> [GOAL OF THE EXERCISE] How many lines of these records hold the string "年抓党建述职报告"? Reply with the number alone.

Records from a data source
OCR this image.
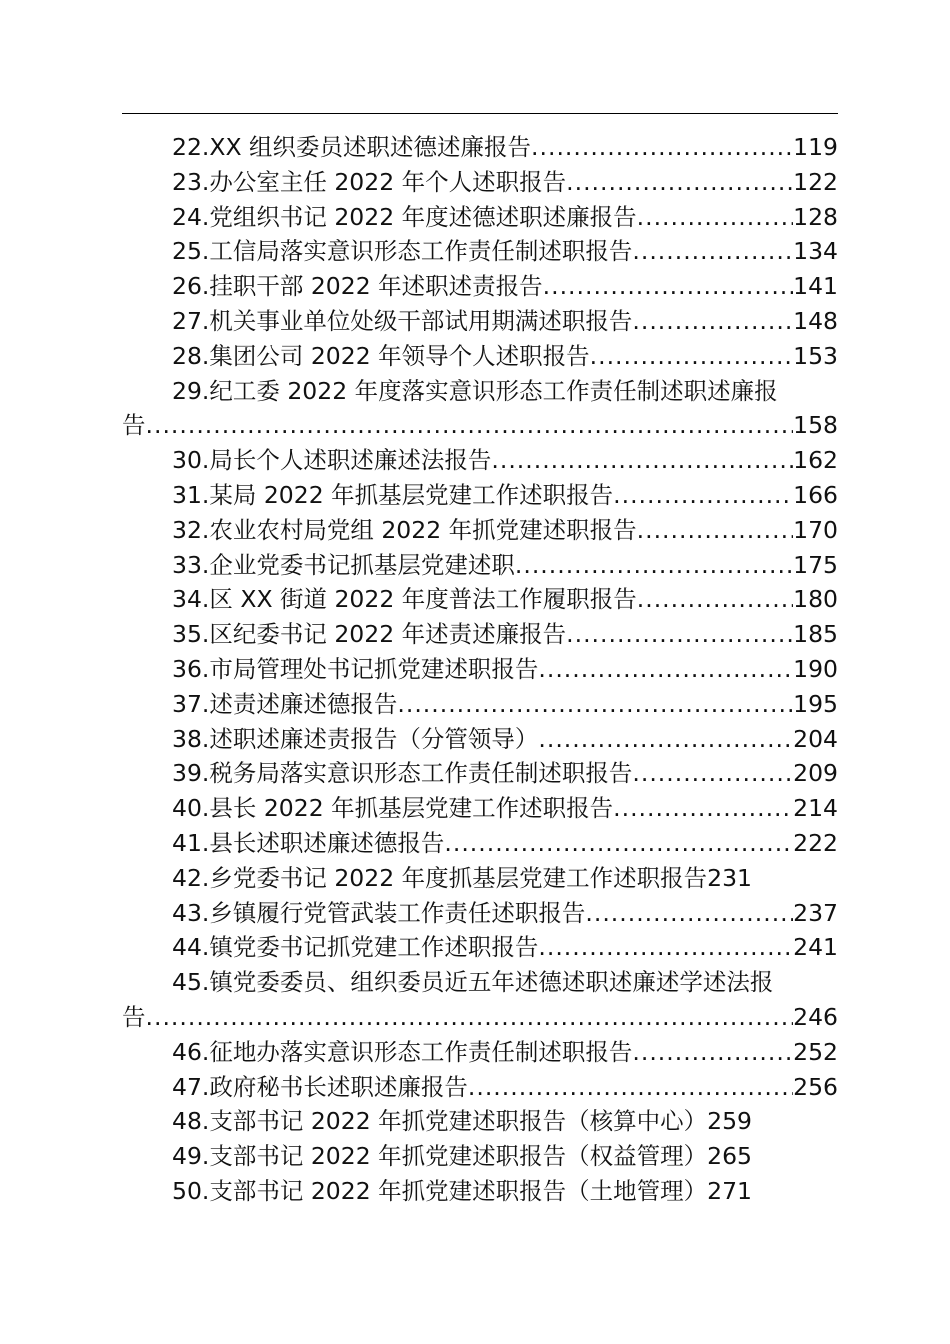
22.XX 组织委员述职述德述廉报告 .....	119
23.办公室主任 2022 年个人述职报告 .....	122
24.党组织书记 2022 年度述德述职述廉报告 .....	128
25.工信局落实意识形态工作责任制述职报告 .....	134
26.挂职干部 2022 年述职述责报告 .....	141
27.机关事业单位处级干部试用期满述职报告 .....	148
28.集团公司 2022 年领导个人述职报告 .....	153
29.纪工委 2022 年度落实意识形态工作责任制述职述廉报
告 .....	158
30.局长个人述职述廉述法报告 .....	162
31.某局 2022 年抓基层党建工作述职报告 .....	166
32.农业农村局党组 2022 年抓党建述职报告 .....	170
33.企业党委书记抓基层党建述职 .....	175
34.区 XX 街道 2022 年度普法工作履职报告 .....	180
35.区纪委书记 2022 年述责述廉报告 .....	185
36.市局管理处书记抓党建述职报告 .....	190
37.述责述廉述德报告 .....	195
38.述职述廉述责报告（分管领导） .....	204
39.税务局落实意识形态工作责任制述职报告 .....	209
40.县长 2022 年抓基层党建工作述职报告 .....	214
41.县长述职述廉述德报告 .....	222
42.乡党委书记 2022 年度抓基层党建工作述职报告 231
43.乡镇履行党管武装工作责任述职报告 .....	237
44.镇党委书记抓党建工作述职报告 .....	241
45.镇党委委员、组织委员近五年述德述职述廉述学述法报
告 .....	246
46.征地办落实意识形态工作责任制述职报告 .....	252
47.政府秘书长述职述廉报告 .....	256
48.支部书记 2022 年抓党建述职报告（核算中心） 259
49.支部书记 2022 年抓党建述职报告（权益管理） 265
50.支部书记 2022 年抓党建述职报告（土地管理） 271
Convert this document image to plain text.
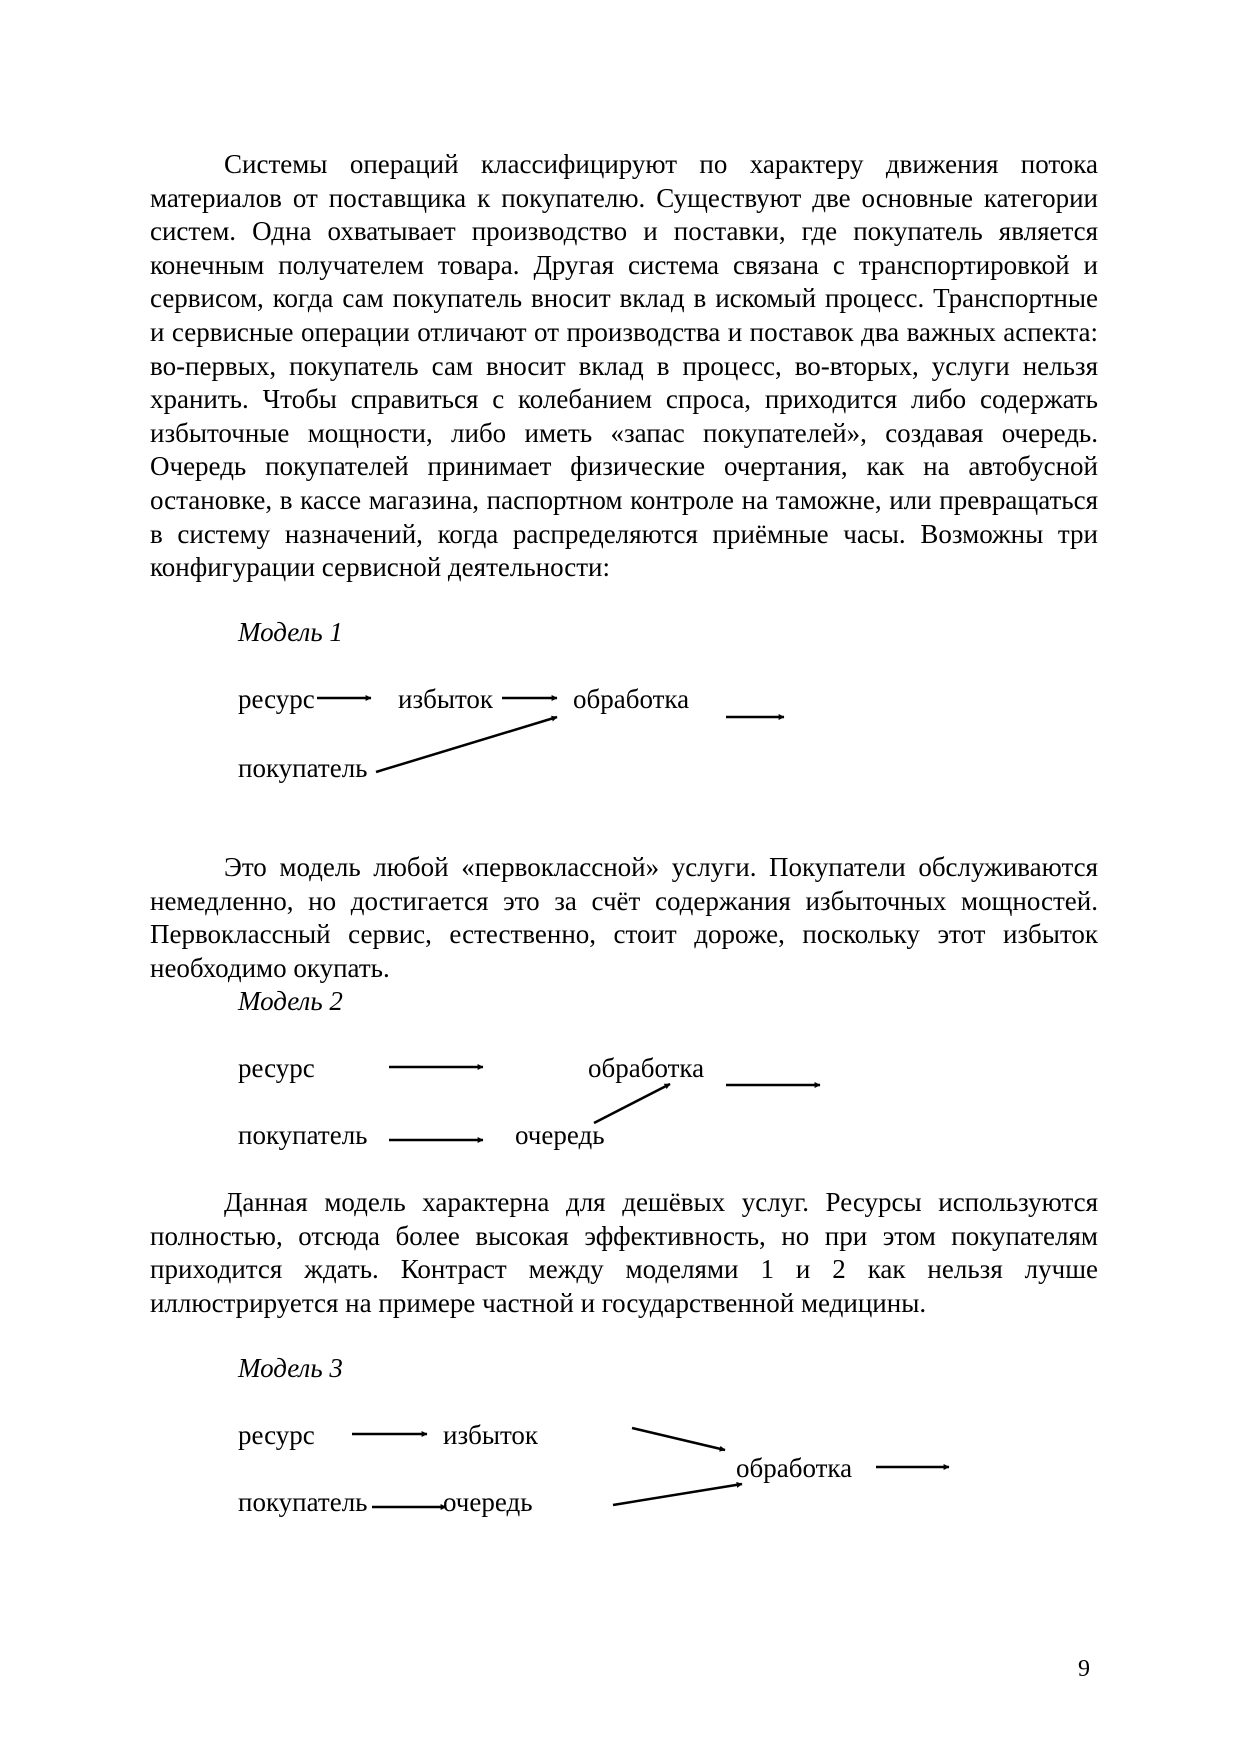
Системы операций классифицируют по характеру движения потока материалов от поставщика к покупателю. Существуют две основные категории систем. Одна охватывает производство и поставки, где покупатель является конечным получателем товара. Другая система связана с транспортировкой и сервисом, когда сам покупатель вносит вклад в искомый процесс. Транспортные и сервисные операции отличают от производства и поставок два важных аспекта: во-первых, покупатель сам вносит вклад в процесс, во-вторых, услуги нельзя хранить. Чтобы справиться с колебанием спроса, приходится либо содержать избыточные мощности, либо иметь «запас покупателей», создавая очередь. Очередь покупателей принимает физические очертания, как на автобусной остановке, в кассе магазина, паспортном контроле на таможне, или превращаться в систему назначений, когда распределяются приёмные часы. Возможны три конфигурации сервисной деятельности:

Модель 1
ресурс	избыток	обработка
покупатель

Это модель любой «первоклассной» услуги. Покупатели обслуживаются немедленно, но достигается это за счёт содержания избыточных мощностей. Первоклассный сервис, естественно, стоит дороже, поскольку этот избыток необходимо окупать.

Модель 2
ресурс	обработка
покупатель	очередь

Данная модель характерна для дешёвых услуг. Ресурсы используются полностью, отсюда более высокая эффективность, но при этом покупателям приходится ждать. Контраст между моделями 1 и 2 как нельзя лучше иллюстрируется на примере частной и государственной медицины.

Модель 3
ресурс	избыток
обработка
покупатель	очередь
9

> [ANSWER TO THE PROBLEM] 4